> [What is expected]: Write out each record below exactly as it appears, with no pictures.

□ □ □ □

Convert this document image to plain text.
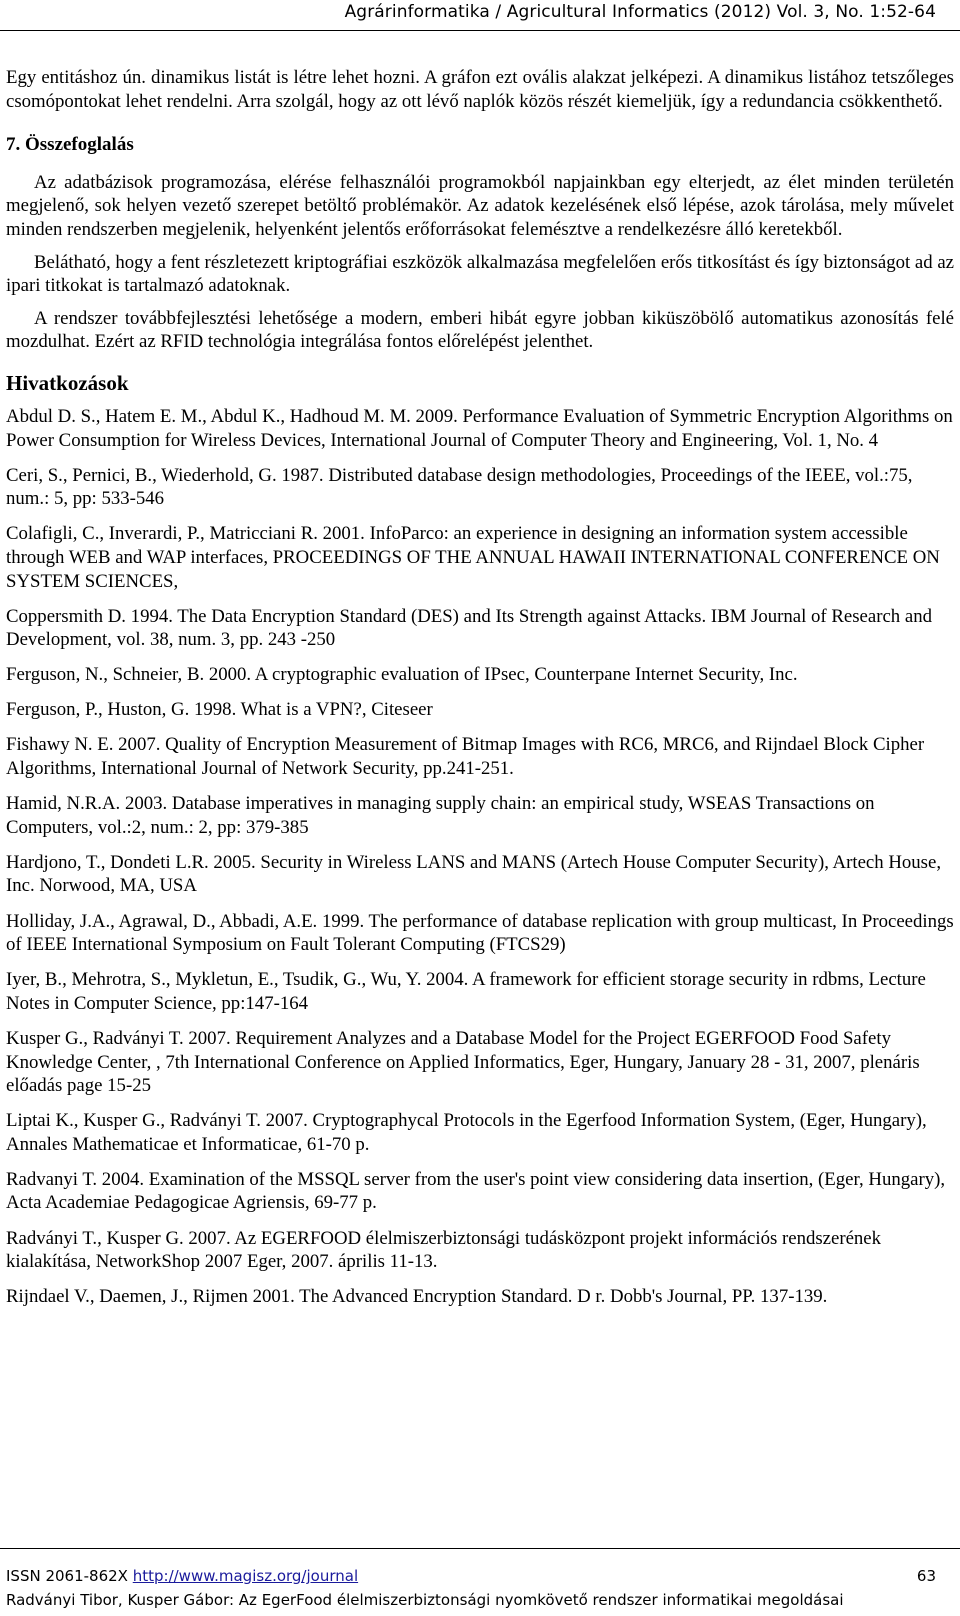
Agrárinformatika / Agricultural Informatics (2012) Vol. 3, No. 1:52-64

Egy entitáshoz ún. dinamikus listát is létre lehet hozni. A gráfon ezt ovális alakzat jelképezi. A dinamikus listához tetszőleges csomópontokat lehet rendelni. Arra szolgál, hogy az ott lévő naplók közös részét kiemeljük, így a redundancia csökkenthető.

7. Összefoglalás

Az adatbázisok programozása, elérése felhasználói programokból napjainkban egy elterjedt, az élet minden területén megjelenő, sok helyen vezető szerepet betöltő problémakör. Az adatok kezelésének első lépése, azok tárolása, mely művelet minden rendszerben megjelenik, helyenként jelentős erőforrásokat felemésztve a rendelkezésre álló keretekből.

Belátható, hogy a fent részletezett kriptográfiai eszközök alkalmazása megfelelően erős titkosítást és így biztonságot ad az ipari titkokat is tartalmazó adatoknak.

A rendszer továbbfejlesztési lehetősége a modern, emberi hibát egyre jobban kiküszöbölő automatikus azonosítás felé mozdulhat. Ezért az RFID technológia integrálása fontos előrelépést jelenthet.

Hivatkozások

Abdul D. S., Hatem E. M., Abdul K., Hadhoud M. M. 2009. Performance Evaluation of Symmetric Encryption Algorithms on Power Consumption for Wireless Devices, International Journal of Computer Theory and Engineering, Vol. 1, No. 4

Ceri, S., Pernici, B., Wiederhold, G. 1987. Distributed database design methodologies, Proceedings of the IEEE, vol.:75, num.: 5, pp: 533-546

Colafigli, C., Inverardi, P., Matricciani R. 2001. InfoParco: an experience in designing an information system accessible through WEB and WAP interfaces, PROCEEDINGS OF THE ANNUAL HAWAII INTERNATIONAL CONFERENCE ON SYSTEM SCIENCES,

Coppersmith D. 1994. The Data Encryption Standard (DES) and Its Strength against Attacks. IBM Journal of Research and Development, vol. 38, num. 3, pp. 243 -250

Ferguson, N., Schneier, B. 2000. A cryptographic evaluation of IPsec, Counterpane Internet Security, Inc.

Ferguson, P., Huston, G. 1998. What is a VPN?, Citeseer

Fishawy N. E. 2007. Quality of Encryption Measurement of Bitmap Images with RC6, MRC6, and Rijndael Block Cipher Algorithms, International Journal of Network Security, pp.241-251.

Hamid, N.R.A. 2003. Database imperatives in managing supply chain: an empirical study, WSEAS Transactions on Computers, vol.:2, num.: 2, pp: 379-385

Hardjono, T., Dondeti L.R. 2005. Security in Wireless LANS and MANS (Artech House Computer Security), Artech House, Inc. Norwood, MA, USA

Holliday, J.A., Agrawal, D., Abbadi, A.E. 1999. The performance of database replication with group multicast, In Proceedings of IEEE International Symposium on Fault Tolerant Computing (FTCS29)

Iyer, B., Mehrotra, S., Mykletun, E., Tsudik, G., Wu, Y. 2004. A framework for efficient storage security in rdbms, Lecture Notes in Computer Science, pp:147-164

Kusper G., Radványi T. 2007. Requirement Analyzes and a Database Model for the Project EGERFOOD Food Safety Knowledge Center, , 7th International Conference on Applied Informatics, Eger, Hungary, January 28 - 31, 2007, plenáris előadás page 15-25

Liptai K., Kusper G., Radványi T. 2007. Cryptographycal Protocols in the Egerfood Information System, (Eger, Hungary), Annales Mathematicae et Informaticae, 61-70 p.

Radvanyi T. 2004. Examination of the MSSQL server from the user's point view considering data insertion, (Eger, Hungary), Acta Academiae Pedagogicae Agriensis, 69-77 p.

Radványi T., Kusper G. 2007. Az EGERFOOD élelmiszerbiztonsági tudásközpont projekt információs rendszerének kialakítása, NetworkShop 2007 Eger, 2007. április 11-13.

Rijndael V., Daemen, J., Rijmen 2001. The Advanced Encryption Standard. D r. Dobb's Journal, PP. 137-139.

ISSN 2061-862X http://www.magisz.org/journal	63
Radványi Tibor, Kusper Gábor: Az EgerFood élelmiszerbiztonsági nyomkövető rendszer informatikai megoldásai
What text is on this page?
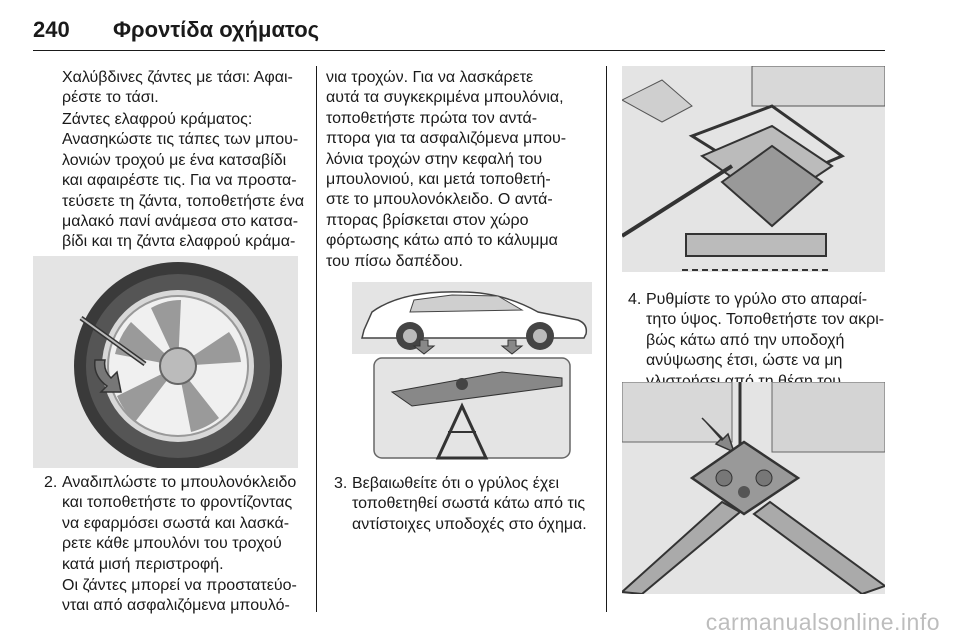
240 Φροντίδα οχήματος
Χαλύβδινες ζάντες με τάσι: Αφαι-
ρέστε το τάσι.
Ζάντες ελαφρού κράματος:
Ανασηκώστε τις τάπες των μπου-
λονιών τροχού με ένα κατσαβίδι
και αφαιρέστε τις. Για να προστα-
τεύσετε τη ζάντα, τοποθετήστε ένα
μαλακό πανί ανάμεσα στο κατσα-
βίδι και τη ζάντα ελαφρού κράμα-

2. Αναδιπλώστε το μπουλονόκλειδο
και τοποθετήστε το φροντίζοντας
να εφαρμόσει σωστά και λασκά-
ρετε κάθε μπουλόνι του τροχού
κατά μισή περιστροφή.
Οι ζάντες μπορεί να προστατεύο-
νται από ασφαλιζόμενα μπουλό-
νια τροχών. Για να λασκάρετε
αυτά τα συγκεκριμένα μπουλόνια,
τοποθετήστε πρώτα τον αντά-
πτορα για τα ασφαλιζόμενα μπου-
λόνια τροχών στην κεφαλή του
μπουλονιού, και μετά τοποθετή-
στε το μπουλονόκλειδο. Ο αντά-
πτορας βρίσκεται στον χώρο
φόρτωσης κάτω από το κάλυμμα
του πίσω δαπέδου.
3. Βεβαιωθείτε ότι ο γρύλος έχει
τοποθετηθεί σωστά κάτω από τις
αντίστοιχες υποδοχές στο όχημα.
4. Ρυθμίστε το γρύλο στο απαραί-
τητο ύψος. Τοποθετήστε τον ακρι-
βώς κάτω από την υποδοχή
ανύψωσης έτσι, ώστε να μη

carmanualsonline.info
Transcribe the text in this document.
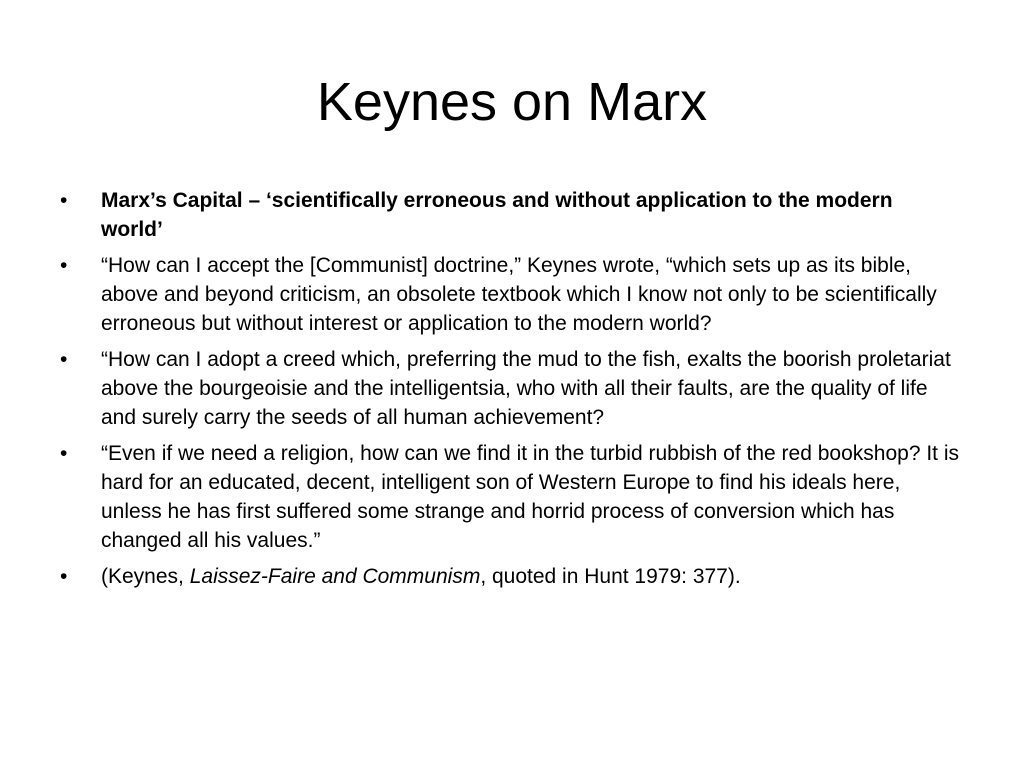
Keynes on Marx
• Marx’s Capital – ‘scientifically erroneous and without application to the modern world’
• “How can I accept the [Communist] doctrine,” Keynes wrote, “which sets up as its bible, above and beyond criticism, an obsolete textbook which I know not only to be scientifically erroneous but without interest or application to the modern world?
• “How can I adopt a creed which, preferring the mud to the fish, exalts the boorish proletariat above the bourgeoisie and the intelligentsia, who with all their faults, are the quality of life and surely carry the seeds of all human achievement?
• “Even if we need a religion, how can we find it in the turbid rubbish of the red bookshop? It is hard for an educated, decent, intelligent son of Western Europe to find his ideals here, unless he has first suffered some strange and horrid process of conversion which has changed all his values.”
• (Keynes, Laissez-Faire and Communism, quoted in Hunt 1979: 377).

□ □ □ □

> [Response below]:
Convert this document image to plain text.
Agrárinformatika / Agricultural Informatics (2012) Vol. 3, No. 1:52-64

Egy entitáshoz ún. dinamikus listát is létre lehet hozni. A gráfon ezt ovális alakzat jelképezi. A dinamikus listához tetszőleges csomópontokat lehet rendelni. Arra szolgál, hogy az ott lévő naplók közös részét kiemeljük, így a redundancia csökkenthető.

7. Összefoglalás

Az adatbázisok programozása, elérése felhasználói programokból napjainkban egy elterjedt, az élet minden területén megjelenő, sok helyen vezető szerepet betöltő problémakör. Az adatok kezelésének első lépése, azok tárolása, mely művelet minden rendszerben megjelenik, helyenként jelentős erőforrásokat felemésztve a rendelkezésre álló keretekből.

Belátható, hogy a fent részletezett kriptográfiai eszközök alkalmazása megfelelően erős titkosítást és így biztonságot ad az ipari titkokat is tartalmazó adatoknak.

A rendszer továbbfejlesztési lehetősége a modern, emberi hibát egyre jobban kiküszöbölő automatikus azonosítás felé mozdulhat. Ezért az RFID technológia integrálása fontos előrelépést jelenthet.

Hivatkozások

Abdul D. S., Hatem E. M., Abdul K., Hadhoud M. M. 2009. Performance Evaluation of Symmetric Encryption Algorithms on Power Consumption for Wireless Devices, International Journal of Computer Theory and Engineering, Vol. 1, No. 4

Ceri, S., Pernici, B., Wiederhold, G. 1987. Distributed database design methodologies, Proceedings of the IEEE, vol.:75, num.: 5, pp: 533-546

Colafigli, C., Inverardi, P., Matricciani R. 2001. InfoParco: an experience in designing an information system accessible through WEB and WAP interfaces, PROCEEDINGS OF THE ANNUAL HAWAII INTERNATIONAL CONFERENCE ON SYSTEM SCIENCES,

Coppersmith D. 1994. The Data Encryption Standard (DES) and Its Strength against Attacks. IBM Journal of Research and Development, vol. 38, num. 3, pp. 243 -250

Ferguson, N., Schneier, B. 2000. A cryptographic evaluation of IPsec, Counterpane Internet Security, Inc.

Ferguson, P., Huston, G. 1998. What is a VPN?, Citeseer

Fishawy N. E. 2007. Quality of Encryption Measurement of Bitmap Images with RC6, MRC6, and Rijndael Block Cipher Algorithms, International Journal of Network Security, pp.241-251.

Hamid, N.R.A. 2003. Database imperatives in managing supply chain: an empirical study, WSEAS Transactions on Computers, vol.:2, num.: 2, pp: 379-385

Hardjono, T., Dondeti L.R. 2005. Security in Wireless LANS and MANS (Artech House Computer Security), Artech House, Inc. Norwood, MA, USA

Holliday, J.A., Agrawal, D., Abbadi, A.E. 1999. The performance of database replication with group multicast, In Proceedings of IEEE International Symposium on Fault Tolerant Computing (FTCS29)

Iyer, B., Mehrotra, S., Mykletun, E., Tsudik, G., Wu, Y. 2004. A framework for efficient storage security in rdbms, Lecture Notes in Computer Science, pp:147-164

Kusper G., Radványi T. 2007. Requirement Analyzes and a Database Model for the Project EGERFOOD Food Safety Knowledge Center, , 7th International Conference on Applied Informatics, Eger, Hungary, January 28 - 31, 2007, plenáris előadás page 15-25

Liptai K., Kusper G., Radványi T. 2007. Cryptographycal Protocols in the Egerfood Information System, (Eger, Hungary), Annales Mathematicae et Informaticae, 61-70 p.

Radvanyi T. 2004. Examination of the MSSQL server from the user's point view considering data insertion, (Eger, Hungary), Acta Academiae Pedagogicae Agriensis, 69-77 p.

Radványi T., Kusper G. 2007. Az EGERFOOD élelmiszerbiztonsági tudásközpont projekt információs rendszerének kialakítása, NetworkShop 2007 Eger, 2007. április 11-13.

Rijndael V., Daemen, J., Rijmen 2001. The Advanced Encryption Standard. D r. Dobb's Journal, PP. 137-139.

ISSN 2061-862X http://www.magisz.org/journal	63
Radványi Tibor, Kusper Gábor: Az EgerFood élelmiszerbiztonsági nyomkövető rendszer informatikai megoldásai
What text is on this page?
240 Φροντίδα οχήματος
Χαλύβδινες ζάντες με τάσι: Αφαι-
ρέστε το τάσι.
Ζάντες ελαφρού κράματος:
Ανασηκώστε τις τάπες των μπου-
λονιών τροχού με ένα κατσαβίδι
και αφαιρέστε τις. Για να προστα-
τεύσετε τη ζάντα, τοποθετήστε ένα
μαλακό πανί ανάμεσα στο κατσα-
βίδι και τη ζάντα ελαφρού κράμα-

2. Αναδιπλώστε το μπουλονόκλειδο
και τοποθετήστε το φροντίζοντας
να εφαρμόσει σωστά και λασκά-
ρετε κάθε μπουλόνι του τροχού
κατά μισή περιστροφή.
Οι ζάντες μπορεί να προστατεύο-
νται από ασφαλιζόμενα μπουλό-
νια τροχών. Για να λασκάρετε
αυτά τα συγκεκριμένα μπουλόνια,
τοποθετήστε πρώτα τον αντά-
πτορα για τα ασφαλιζόμενα μπου-
λόνια τροχών στην κεφαλή του
μπουλονιού, και μετά τοποθετή-
στε το μπουλονόκλειδο. Ο αντά-
πτορας βρίσκεται στον χώρο
φόρτωσης κάτω από το κάλυμμα
του πίσω δαπέδου.
3. Βεβαιωθείτε ότι ο γρύλος έχει
τοποθετηθεί σωστά κάτω από τις
αντίστοιχες υποδοχές στο όχημα.
4. Ρυθμίστε το γρύλο στο απαραί-
τητο ύψος. Τοποθετήστε τον ακρι-
βώς κάτω από την υποδοχή
ανύψωσης έτσι, ώστε να μη

carmanualsonline.info
Transcribe the text in this document.
Keynes on Marx
• Marx’s Capital – ‘scientifically erroneous and without application to the modern world’
• “How can I accept the [Communist] doctrine,” Keynes wrote, “which sets up as its bible, above and beyond criticism, an obsolete textbook which I know not only to be scientifically erroneous but without interest or application to the modern world?
• “How can I adopt a creed which, preferring the mud to the fish, exalts the boorish proletariat above the bourgeoisie and the intelligentsia, who with all their faults, are the quality of life and surely carry the seeds of all human achievement?
• “Even if we need a religion, how can we find it in the turbid rubbish of the red bookshop? It is hard for an educated, decent, intelligent son of Western Europe to find his ideals here, unless he has first suffered some strange and horrid process of conversion which has changed all his values.”
• (Keynes, Laissez-Faire and Communism, quoted in Hunt 1979: 377).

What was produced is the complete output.